> [What the exercise asks]
Can you retype the items below, from the very first line through the line that contains "x-tick-label: sep <box>84 298 101 309</box>", including both of those lines, without changing a character?

> [Supplied information]
'''
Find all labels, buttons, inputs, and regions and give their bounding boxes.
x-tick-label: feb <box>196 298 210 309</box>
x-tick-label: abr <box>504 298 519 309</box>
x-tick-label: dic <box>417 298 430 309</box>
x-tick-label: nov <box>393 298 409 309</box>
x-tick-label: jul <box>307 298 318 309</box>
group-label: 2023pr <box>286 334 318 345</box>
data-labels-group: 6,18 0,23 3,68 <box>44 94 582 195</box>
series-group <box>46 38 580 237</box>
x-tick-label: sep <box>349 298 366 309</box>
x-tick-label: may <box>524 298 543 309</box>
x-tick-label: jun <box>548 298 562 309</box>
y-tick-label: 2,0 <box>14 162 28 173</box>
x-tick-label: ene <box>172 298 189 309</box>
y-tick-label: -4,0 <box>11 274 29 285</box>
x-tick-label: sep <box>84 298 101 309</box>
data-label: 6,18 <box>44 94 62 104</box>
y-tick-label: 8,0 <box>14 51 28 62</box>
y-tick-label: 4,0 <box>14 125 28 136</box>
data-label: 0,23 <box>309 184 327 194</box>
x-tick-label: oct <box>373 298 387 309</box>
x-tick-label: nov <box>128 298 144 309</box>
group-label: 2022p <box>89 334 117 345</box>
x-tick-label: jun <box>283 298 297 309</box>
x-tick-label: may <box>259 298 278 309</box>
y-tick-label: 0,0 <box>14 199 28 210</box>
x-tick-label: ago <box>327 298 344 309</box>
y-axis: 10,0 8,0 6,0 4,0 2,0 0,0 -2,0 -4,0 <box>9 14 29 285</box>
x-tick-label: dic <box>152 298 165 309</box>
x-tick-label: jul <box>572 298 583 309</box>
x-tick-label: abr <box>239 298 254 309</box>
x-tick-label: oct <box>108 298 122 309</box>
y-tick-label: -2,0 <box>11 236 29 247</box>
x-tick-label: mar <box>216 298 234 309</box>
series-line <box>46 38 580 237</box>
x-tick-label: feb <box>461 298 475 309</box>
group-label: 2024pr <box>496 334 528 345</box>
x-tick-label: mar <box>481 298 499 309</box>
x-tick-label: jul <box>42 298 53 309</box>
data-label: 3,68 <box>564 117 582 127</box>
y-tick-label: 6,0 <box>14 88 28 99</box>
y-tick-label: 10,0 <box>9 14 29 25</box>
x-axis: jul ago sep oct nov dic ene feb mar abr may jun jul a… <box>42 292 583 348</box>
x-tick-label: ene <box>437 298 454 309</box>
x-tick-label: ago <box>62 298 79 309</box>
'''
> [Result of this task]
Find all labels, buttons, inputs, and regions and give their bounding boxes.
x-tick-label: feb <box>196 298 210 309</box>
x-tick-label: abr <box>504 298 519 309</box>
x-tick-label: dic <box>417 298 430 309</box>
x-tick-label: nov <box>393 298 409 309</box>
x-tick-label: jul <box>307 298 318 309</box>
group-label: 2023pr <box>286 334 318 345</box>
data-labels-group: 6,18 0,23 3,68 <box>44 94 582 195</box>
series-group <box>46 38 580 237</box>
x-tick-label: sep <box>349 298 366 309</box>
x-tick-label: may <box>524 298 543 309</box>
x-tick-label: jun <box>548 298 562 309</box>
y-tick-label: 2,0 <box>14 162 28 173</box>
x-tick-label: ene <box>172 298 189 309</box>
y-tick-label: -4,0 <box>11 274 29 285</box>
x-tick-label: sep <box>84 298 101 309</box>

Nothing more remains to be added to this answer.